# DIRECTION
Every line holding the string "this" should be gathered.

★ ★ ★ ★ ★ ★ ★

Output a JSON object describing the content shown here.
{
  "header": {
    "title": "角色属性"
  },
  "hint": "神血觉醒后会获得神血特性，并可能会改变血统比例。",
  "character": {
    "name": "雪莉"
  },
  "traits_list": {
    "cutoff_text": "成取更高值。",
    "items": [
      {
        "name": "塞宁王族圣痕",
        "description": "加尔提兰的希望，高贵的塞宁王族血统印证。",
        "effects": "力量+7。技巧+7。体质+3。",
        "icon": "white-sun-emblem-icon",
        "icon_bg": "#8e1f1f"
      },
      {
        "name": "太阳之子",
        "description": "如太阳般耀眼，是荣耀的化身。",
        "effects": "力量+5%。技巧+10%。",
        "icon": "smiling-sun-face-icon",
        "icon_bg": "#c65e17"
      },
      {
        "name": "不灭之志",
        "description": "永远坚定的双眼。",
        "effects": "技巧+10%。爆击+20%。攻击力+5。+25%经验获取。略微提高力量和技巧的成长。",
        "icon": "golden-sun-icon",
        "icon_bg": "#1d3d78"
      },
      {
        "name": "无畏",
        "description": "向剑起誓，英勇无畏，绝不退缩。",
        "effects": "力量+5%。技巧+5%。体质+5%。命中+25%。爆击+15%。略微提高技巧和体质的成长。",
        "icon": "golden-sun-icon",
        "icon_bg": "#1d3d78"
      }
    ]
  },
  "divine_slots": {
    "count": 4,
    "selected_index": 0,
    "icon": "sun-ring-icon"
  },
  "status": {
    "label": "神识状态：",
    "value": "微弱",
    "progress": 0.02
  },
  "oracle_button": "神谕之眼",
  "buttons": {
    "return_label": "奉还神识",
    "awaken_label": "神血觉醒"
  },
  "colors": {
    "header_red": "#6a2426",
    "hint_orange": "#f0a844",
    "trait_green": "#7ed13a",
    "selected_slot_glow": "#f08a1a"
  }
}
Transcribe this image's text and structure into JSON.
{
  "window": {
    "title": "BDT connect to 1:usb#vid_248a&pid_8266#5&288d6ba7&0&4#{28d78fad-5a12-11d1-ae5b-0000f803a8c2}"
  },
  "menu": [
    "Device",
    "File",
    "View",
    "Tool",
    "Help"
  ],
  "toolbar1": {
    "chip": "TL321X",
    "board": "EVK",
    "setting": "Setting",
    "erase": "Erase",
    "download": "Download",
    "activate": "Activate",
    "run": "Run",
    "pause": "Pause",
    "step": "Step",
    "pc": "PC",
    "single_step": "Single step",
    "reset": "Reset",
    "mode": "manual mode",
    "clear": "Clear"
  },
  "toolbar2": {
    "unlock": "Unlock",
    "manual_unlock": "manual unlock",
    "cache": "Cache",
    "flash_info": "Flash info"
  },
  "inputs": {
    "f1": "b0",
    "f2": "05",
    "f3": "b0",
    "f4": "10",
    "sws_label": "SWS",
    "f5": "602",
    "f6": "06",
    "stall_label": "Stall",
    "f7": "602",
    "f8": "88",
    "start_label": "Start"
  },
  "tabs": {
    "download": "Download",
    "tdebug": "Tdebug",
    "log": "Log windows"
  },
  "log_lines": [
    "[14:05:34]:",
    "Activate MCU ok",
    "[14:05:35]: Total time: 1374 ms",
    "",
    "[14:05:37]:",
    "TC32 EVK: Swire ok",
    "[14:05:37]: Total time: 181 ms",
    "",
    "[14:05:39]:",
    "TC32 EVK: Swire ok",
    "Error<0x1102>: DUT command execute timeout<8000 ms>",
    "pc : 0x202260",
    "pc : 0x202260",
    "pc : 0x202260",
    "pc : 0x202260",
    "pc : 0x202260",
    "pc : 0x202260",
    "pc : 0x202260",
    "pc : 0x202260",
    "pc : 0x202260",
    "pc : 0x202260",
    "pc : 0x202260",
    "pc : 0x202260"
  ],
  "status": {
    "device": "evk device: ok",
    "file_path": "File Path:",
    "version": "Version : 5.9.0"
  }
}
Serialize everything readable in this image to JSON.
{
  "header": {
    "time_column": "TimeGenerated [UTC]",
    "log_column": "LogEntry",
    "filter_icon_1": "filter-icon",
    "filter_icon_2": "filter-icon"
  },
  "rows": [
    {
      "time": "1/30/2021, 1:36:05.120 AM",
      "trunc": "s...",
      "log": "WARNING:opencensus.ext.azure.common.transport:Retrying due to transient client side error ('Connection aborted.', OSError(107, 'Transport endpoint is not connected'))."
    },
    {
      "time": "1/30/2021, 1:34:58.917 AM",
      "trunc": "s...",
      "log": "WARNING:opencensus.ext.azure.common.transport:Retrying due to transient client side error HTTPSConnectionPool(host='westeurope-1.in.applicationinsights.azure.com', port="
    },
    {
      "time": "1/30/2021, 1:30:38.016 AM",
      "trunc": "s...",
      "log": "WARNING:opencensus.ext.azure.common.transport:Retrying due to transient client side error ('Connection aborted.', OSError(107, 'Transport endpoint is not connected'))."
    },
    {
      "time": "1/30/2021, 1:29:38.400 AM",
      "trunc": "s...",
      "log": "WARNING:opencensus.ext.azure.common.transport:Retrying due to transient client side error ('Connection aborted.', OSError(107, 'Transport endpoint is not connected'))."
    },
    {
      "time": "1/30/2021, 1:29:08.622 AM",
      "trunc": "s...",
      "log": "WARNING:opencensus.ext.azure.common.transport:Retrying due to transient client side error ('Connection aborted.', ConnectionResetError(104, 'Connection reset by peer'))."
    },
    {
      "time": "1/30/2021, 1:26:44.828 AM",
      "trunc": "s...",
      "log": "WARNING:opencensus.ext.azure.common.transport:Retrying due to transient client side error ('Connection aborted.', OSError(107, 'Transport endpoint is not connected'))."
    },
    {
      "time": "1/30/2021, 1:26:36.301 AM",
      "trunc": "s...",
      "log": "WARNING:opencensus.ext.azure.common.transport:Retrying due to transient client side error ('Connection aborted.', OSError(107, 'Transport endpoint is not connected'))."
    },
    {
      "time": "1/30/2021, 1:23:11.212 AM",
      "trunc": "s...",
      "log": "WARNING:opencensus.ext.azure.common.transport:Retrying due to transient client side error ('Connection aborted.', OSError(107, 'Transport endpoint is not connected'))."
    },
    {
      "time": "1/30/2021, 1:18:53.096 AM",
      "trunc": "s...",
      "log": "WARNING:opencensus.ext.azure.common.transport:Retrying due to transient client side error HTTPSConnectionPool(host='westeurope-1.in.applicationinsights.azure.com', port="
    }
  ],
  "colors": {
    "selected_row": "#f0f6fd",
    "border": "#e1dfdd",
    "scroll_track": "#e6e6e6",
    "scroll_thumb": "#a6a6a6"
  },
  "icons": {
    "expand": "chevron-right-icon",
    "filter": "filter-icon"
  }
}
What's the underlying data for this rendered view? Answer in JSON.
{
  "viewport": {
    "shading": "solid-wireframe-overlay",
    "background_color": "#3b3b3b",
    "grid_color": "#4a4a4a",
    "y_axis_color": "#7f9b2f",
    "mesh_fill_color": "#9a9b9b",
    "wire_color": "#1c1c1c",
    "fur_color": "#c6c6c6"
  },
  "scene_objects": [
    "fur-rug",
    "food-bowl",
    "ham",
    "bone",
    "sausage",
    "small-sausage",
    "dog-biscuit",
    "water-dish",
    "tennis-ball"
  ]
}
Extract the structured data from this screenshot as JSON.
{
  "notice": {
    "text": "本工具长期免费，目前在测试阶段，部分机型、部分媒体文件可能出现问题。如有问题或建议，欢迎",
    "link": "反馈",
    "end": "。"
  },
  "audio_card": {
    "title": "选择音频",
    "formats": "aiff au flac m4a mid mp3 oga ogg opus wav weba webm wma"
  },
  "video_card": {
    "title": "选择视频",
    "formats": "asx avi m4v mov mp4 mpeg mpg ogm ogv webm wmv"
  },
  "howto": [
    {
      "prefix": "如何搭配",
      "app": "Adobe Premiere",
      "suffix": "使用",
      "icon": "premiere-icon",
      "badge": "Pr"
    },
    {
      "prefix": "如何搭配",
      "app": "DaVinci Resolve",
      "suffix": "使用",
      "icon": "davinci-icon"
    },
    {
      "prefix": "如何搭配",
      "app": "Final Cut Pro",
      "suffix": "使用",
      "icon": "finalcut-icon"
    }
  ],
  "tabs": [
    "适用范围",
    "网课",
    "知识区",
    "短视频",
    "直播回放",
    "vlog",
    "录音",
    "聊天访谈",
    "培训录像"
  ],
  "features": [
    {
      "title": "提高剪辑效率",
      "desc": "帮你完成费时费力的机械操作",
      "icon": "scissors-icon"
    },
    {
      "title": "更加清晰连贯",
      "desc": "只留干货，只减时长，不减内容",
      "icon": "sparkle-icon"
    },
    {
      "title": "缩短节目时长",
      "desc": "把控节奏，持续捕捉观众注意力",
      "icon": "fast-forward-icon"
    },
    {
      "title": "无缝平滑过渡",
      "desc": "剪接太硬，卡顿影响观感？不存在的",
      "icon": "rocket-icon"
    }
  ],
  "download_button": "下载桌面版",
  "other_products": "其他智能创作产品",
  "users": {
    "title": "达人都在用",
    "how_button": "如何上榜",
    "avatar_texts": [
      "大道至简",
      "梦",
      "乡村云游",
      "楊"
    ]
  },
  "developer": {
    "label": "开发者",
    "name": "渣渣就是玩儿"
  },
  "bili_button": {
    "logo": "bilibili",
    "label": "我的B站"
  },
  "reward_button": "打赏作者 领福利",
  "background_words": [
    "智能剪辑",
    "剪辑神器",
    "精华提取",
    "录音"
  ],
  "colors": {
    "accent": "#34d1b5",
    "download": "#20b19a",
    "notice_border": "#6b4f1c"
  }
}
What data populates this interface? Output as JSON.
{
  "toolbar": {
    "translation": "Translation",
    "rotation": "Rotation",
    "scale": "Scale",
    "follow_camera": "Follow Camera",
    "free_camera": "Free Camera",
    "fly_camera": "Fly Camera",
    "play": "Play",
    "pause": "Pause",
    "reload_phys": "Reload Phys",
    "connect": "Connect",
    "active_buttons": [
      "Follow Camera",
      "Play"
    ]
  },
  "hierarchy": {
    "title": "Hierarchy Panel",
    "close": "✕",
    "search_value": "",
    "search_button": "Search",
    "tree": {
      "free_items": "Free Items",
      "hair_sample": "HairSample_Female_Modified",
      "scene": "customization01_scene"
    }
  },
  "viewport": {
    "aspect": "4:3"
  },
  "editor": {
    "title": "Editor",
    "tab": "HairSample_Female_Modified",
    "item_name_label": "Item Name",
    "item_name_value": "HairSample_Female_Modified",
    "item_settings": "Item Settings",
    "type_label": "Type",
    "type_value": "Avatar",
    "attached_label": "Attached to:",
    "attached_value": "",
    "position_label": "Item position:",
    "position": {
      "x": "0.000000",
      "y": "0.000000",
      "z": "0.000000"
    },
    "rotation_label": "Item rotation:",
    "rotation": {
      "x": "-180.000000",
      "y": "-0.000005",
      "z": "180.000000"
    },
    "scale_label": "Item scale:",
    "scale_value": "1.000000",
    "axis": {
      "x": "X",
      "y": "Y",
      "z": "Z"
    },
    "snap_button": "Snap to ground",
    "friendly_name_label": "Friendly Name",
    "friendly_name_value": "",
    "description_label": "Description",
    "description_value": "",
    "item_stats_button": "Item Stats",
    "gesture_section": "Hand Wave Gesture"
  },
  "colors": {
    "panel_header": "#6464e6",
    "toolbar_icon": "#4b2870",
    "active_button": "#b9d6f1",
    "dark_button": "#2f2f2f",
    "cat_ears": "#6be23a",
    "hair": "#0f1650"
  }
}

★ ★ ★ ★ ★ ★ ★

# COMPLETED EXERCISE
Transcribe this image's text and structure into JSON.
Serialize everything readable in this image to JSON.
What's the underlying data for this rendered view? Answer in JSON.
Extract the structured data from this screenshot as JSON.
What data populates this interface? Output as JSON.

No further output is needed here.